• INSTRUCTION:
Output every entry exactly as given.

##### RECORD LIST #####

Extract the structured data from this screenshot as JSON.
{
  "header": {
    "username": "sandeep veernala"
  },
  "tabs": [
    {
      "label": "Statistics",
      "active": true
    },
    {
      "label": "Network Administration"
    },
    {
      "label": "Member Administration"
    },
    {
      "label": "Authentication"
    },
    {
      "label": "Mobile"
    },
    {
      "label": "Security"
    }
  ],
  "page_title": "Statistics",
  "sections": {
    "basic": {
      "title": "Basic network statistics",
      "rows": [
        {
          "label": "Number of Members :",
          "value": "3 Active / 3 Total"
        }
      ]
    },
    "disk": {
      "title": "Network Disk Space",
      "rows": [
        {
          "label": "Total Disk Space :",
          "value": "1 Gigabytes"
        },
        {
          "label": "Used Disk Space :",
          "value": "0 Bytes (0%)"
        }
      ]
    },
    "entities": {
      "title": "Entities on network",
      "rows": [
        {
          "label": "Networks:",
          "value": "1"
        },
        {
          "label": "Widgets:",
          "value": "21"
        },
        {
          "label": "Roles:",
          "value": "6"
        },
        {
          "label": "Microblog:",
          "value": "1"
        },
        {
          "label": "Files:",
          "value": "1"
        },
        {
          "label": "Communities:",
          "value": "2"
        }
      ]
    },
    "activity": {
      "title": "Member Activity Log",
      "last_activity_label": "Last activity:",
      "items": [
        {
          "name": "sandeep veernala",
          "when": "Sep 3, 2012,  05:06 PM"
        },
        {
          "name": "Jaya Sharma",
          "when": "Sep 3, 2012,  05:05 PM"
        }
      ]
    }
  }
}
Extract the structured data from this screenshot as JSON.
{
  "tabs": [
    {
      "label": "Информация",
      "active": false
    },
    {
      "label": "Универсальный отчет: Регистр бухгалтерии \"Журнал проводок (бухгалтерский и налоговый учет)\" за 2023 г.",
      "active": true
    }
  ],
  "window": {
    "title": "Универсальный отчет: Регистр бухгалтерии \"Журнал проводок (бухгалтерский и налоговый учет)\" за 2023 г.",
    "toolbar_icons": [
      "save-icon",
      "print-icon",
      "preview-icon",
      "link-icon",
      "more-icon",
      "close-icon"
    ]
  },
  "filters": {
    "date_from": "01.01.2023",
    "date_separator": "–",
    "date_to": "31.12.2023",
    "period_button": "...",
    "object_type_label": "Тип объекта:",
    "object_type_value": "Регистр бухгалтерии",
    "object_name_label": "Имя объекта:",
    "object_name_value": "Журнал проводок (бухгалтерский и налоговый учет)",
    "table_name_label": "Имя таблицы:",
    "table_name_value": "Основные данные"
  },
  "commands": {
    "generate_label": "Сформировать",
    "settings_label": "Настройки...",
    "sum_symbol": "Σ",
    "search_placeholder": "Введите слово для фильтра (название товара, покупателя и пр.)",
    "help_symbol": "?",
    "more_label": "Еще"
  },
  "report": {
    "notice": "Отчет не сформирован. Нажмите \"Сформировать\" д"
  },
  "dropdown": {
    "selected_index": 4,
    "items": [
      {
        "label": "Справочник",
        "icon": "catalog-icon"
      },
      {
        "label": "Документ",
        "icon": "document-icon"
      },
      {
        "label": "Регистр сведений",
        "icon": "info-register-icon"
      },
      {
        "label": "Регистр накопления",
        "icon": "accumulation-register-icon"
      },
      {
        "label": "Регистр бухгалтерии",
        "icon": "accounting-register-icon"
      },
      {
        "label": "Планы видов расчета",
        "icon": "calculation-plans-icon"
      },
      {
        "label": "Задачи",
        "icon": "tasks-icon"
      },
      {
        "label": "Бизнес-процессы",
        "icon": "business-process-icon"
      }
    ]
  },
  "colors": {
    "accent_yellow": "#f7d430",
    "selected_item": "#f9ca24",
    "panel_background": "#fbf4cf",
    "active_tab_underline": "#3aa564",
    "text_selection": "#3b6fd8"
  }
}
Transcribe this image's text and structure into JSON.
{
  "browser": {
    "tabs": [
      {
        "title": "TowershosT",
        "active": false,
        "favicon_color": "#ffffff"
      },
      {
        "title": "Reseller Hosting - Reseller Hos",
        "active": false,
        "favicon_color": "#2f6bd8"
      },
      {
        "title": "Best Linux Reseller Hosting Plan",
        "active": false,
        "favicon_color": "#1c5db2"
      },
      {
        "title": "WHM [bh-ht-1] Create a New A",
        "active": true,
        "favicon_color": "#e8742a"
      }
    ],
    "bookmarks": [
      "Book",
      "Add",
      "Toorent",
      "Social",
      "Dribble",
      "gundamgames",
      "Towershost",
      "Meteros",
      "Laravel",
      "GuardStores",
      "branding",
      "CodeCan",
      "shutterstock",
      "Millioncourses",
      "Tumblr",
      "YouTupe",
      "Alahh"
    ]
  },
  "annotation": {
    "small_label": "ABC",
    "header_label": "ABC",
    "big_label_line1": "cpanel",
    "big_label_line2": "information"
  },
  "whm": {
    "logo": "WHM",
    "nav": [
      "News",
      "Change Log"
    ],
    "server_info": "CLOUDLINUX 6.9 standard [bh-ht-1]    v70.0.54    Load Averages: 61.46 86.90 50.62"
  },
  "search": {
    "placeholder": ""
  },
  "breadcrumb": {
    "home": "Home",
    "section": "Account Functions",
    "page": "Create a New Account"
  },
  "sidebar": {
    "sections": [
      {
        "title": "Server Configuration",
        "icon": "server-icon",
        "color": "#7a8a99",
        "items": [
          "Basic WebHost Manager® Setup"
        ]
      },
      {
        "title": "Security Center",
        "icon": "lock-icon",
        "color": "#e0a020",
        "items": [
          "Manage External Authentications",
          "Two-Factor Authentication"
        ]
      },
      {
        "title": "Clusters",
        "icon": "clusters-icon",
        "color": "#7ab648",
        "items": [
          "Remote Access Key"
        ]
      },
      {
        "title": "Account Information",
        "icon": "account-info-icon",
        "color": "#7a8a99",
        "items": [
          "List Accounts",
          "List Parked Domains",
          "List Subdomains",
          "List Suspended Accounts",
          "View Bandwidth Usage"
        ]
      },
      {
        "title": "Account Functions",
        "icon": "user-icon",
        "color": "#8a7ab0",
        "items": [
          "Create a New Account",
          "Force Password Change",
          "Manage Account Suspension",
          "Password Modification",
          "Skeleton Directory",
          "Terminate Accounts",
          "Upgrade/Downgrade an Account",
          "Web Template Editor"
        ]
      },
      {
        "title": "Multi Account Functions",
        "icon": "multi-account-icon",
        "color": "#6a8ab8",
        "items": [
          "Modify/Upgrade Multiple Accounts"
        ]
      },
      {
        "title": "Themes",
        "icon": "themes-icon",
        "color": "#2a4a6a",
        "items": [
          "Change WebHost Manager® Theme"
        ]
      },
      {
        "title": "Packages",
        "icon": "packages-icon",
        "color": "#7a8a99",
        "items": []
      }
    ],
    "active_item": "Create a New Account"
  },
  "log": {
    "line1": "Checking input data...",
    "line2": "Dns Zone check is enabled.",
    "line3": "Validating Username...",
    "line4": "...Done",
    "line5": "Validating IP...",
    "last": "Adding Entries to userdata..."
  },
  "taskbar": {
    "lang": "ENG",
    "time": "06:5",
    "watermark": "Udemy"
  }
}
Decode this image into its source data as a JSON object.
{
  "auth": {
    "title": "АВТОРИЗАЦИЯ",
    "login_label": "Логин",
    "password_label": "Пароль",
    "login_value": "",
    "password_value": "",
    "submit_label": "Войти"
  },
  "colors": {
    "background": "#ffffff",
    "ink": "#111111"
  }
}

#####

• WRITTEN REPLY:
Extract the structured data from this screenshot as JSON.
{
  "header": {
    "username": "sandeep veernala"
  },
  "tabs": [
    {
      "label": "Statistics",
      "active": true
    },
    {
      "label": "Network Administration"
    },
    {
      "label": "Member Administration"
    },
    {
      "label": "Authentication"
    },
    {
      "label": "Mobile"
    },
    {
      "label": "Security"
    }
  ],
  "page_title": "Statistics",
  "sections": {
    "basic": {
      "title": "Basic network statistics",
      "rows": [
        {
          "label": "Number of Members :",
          "value": "3 Active / 3 Total"
        }
      ]
    },
    "disk": {
      "title": "Network Disk Space",
      "rows": [
        {
          "label": "Total Disk Space :",
          "value": "1 Gigabytes"
        },
        {
          "label": "Used Disk Space :",
          "value": "0 Bytes (0%)"
        }
      ]
    },
    "entities": {
      "title": "Entities on network",
      "rows": [
        {
          "label": "Networks:",
          "value": "1"
        },
        {
          "label": "Widgets:",
          "value": "21"
        },
        {
          "label": "Roles:",
          "value": "6"
        },
        {
          "label": "Microblog:",
          "value": "1"
        },
        {
          "label": "Files:",
          "value": "1"
        },
        {
          "label": "Communities:",
          "value": "2"
        }
      ]
    },
    "activity": {
      "title": "Member Activity Log",
      "last_activity_label": "Last activity:",
      "items": [
        {
          "name": "sandeep veernala",
          "when": "Sep 3, 2012,  05:06 PM"
        },
        {
          "name": "Jaya Sharma",
          "when": "Sep 3, 2012,  05:05 PM"
        }
      ]
    }
  }
}
Extract the structured data from this screenshot as JSON.
{
  "tabs": [
    {
      "label": "Информация",
      "active": false
    },
    {
      "label": "Универсальный отчет: Регистр бухгалтерии \"Журнал проводок (бухгалтерский и налоговый учет)\" за 2023 г.",
      "active": true
    }
  ],
  "window": {
    "title": "Универсальный отчет: Регистр бухгалтерии \"Журнал проводок (бухгалтерский и налоговый учет)\" за 2023 г.",
    "toolbar_icons": [
      "save-icon",
      "print-icon",
      "preview-icon",
      "link-icon",
      "more-icon",
      "close-icon"
    ]
  },
  "filters": {
    "date_from": "01.01.2023",
    "date_separator": "–",
    "date_to": "31.12.2023",
    "period_button": "...",
    "object_type_label": "Тип объекта:",
    "object_type_value": "Регистр бухгалтерии",
    "object_name_label": "Имя объекта:",
    "object_name_value": "Журнал проводок (бухгалтерский и налоговый учет)",
    "table_name_label": "Имя таблицы:",
    "table_name_value": "Основные данные"
  },
  "commands": {
    "generate_label": "Сформировать",
    "settings_label": "Настройки...",
    "sum_symbol": "Σ",
    "search_placeholder": "Введите слово для фильтра (название товара, покупателя и пр.)",
    "help_symbol": "?",
    "more_label": "Еще"
  },
  "report": {
    "notice": "Отчет не сформирован. Нажмите \"Сформировать\" д"
  },
  "dropdown": {
    "selected_index": 4,
    "items": [
      {
        "label": "Справочник",
        "icon": "catalog-icon"
      },
      {
        "label": "Документ",
        "icon": "document-icon"
      },
      {
        "label": "Регистр сведений",
        "icon": "info-register-icon"
      },
      {
        "label": "Регистр накопления",
        "icon": "accumulation-register-icon"
      },
      {
        "label": "Регистр бухгалтерии",
        "icon": "accounting-register-icon"
      },
      {
        "label": "Планы видов расчета",
        "icon": "calculation-plans-icon"
      },
      {
        "label": "Задачи",
        "icon": "tasks-icon"
      },
      {
        "label": "Бизнес-процессы",
        "icon": "business-process-icon"
      }
    ]
  },
  "colors": {
    "accent_yellow": "#f7d430",
    "selected_item": "#f9ca24",
    "panel_background": "#fbf4cf",
    "active_tab_underline": "#3aa564",
    "text_selection": "#3b6fd8"
  }
}
Transcribe this image's text and structure into JSON.
{
  "browser": {
    "tabs": [
      {
        "title": "TowershosT",
        "active": false,
        "favicon_color": "#ffffff"
      },
      {
        "title": "Reseller Hosting - Reseller Hos",
        "active": false,
        "favicon_color": "#2f6bd8"
      },
      {
        "title": "Best Linux Reseller Hosting Plan",
        "active": false,
        "favicon_color": "#1c5db2"
      },
      {
        "title": "WHM [bh-ht-1] Create a New A",
        "active": true,
        "favicon_color": "#e8742a"
      }
    ],
    "bookmarks": [
      "Book",
      "Add",
      "Toorent",
      "Social",
      "Dribble",
      "gundamgames",
      "Towershost",
      "Meteros",
      "Laravel",
      "GuardStores",
      "branding",
      "CodeCan",
      "shutterstock",
      "Millioncourses",
      "Tumblr",
      "YouTupe",
      "Alahh"
    ]
  },
  "annotation": {
    "small_label": "ABC",
    "header_label": "ABC",
    "big_label_line1": "cpanel",
    "big_label_line2": "information"
  },
  "whm": {
    "logo": "WHM",
    "nav": [
      "News",
      "Change Log"
    ],
    "server_info": "CLOUDLINUX 6.9 standard [bh-ht-1]    v70.0.54    Load Averages: 61.46 86.90 50.62"
  },
  "search": {
    "placeholder": ""
  },
  "breadcrumb": {
    "home": "Home",
    "section": "Account Functions",
    "page": "Create a New Account"
  },
  "sidebar": {
    "sections": [
      {
        "title": "Server Configuration",
        "icon": "server-icon",
        "color": "#7a8a99",
        "items": [
          "Basic WebHost Manager® Setup"
        ]
      },
      {
        "title": "Security Center",
        "icon": "lock-icon",
        "color": "#e0a020",
        "items": [
          "Manage External Authentications",
          "Two-Factor Authentication"
        ]
      },
      {
        "title": "Clusters",
        "icon": "clusters-icon",
        "color": "#7ab648",
        "items": [
          "Remote Access Key"
        ]
      },
      {
        "title": "Account Information",
        "icon": "account-info-icon",
        "color": "#7a8a99",
        "items": [
          "List Accounts",
          "List Parked Domains",
          "List Subdomains",
          "List Suspended Accounts",
          "View Bandwidth Usage"
        ]
      },
      {
        "title": "Account Functions",
        "icon": "user-icon",
        "color": "#8a7ab0",
        "items": [
          "Create a New Account",
          "Force Password Change",
          "Manage Account Suspension",
          "Password Modification",
          "Skeleton Directory",
          "Terminate Accounts",
          "Upgrade/Downgrade an Account",
          "Web Template Editor"
        ]
      },
      {
        "title": "Multi Account Functions",
        "icon": "multi-account-icon",
        "color": "#6a8ab8",
        "items": [
          "Modify/Upgrade Multiple Accounts"
        ]
      },
      {
        "title": "Themes",
        "icon": "themes-icon",
        "color": "#2a4a6a",
        "items": [
          "Change WebHost Manager® Theme"
        ]
      },
      {
        "title": "Packages",
        "icon": "packages-icon",
        "color": "#7a8a99",
        "items": []
      }
    ],
    "active_item": "Create a New Account"
  },
  "log": {
    "line1": "Checking input data...",
    "line2": "Dns Zone check is enabled.",
    "line3": "Validating Username...",
    "line4": "...Done",
    "line5": "Validating IP...",
    "last": "Adding Entries to userdata..."
  },
  "taskbar": {
    "lang": "ENG",
    "time": "06:5",
    "watermark": "Udemy"
  }
}
Decode this image into its source data as a JSON object.
{
  "auth": {
    "title": "АВТОРИЗАЦИЯ",
    "login_label": "Логин",
    "password_label": "Пароль",
    "login_value": "",
    "password_value": "",
    "submit_label": "Войти"
  },
  "colors": {
    "background": "#ffffff",
    "ink": "#111111"
  }
}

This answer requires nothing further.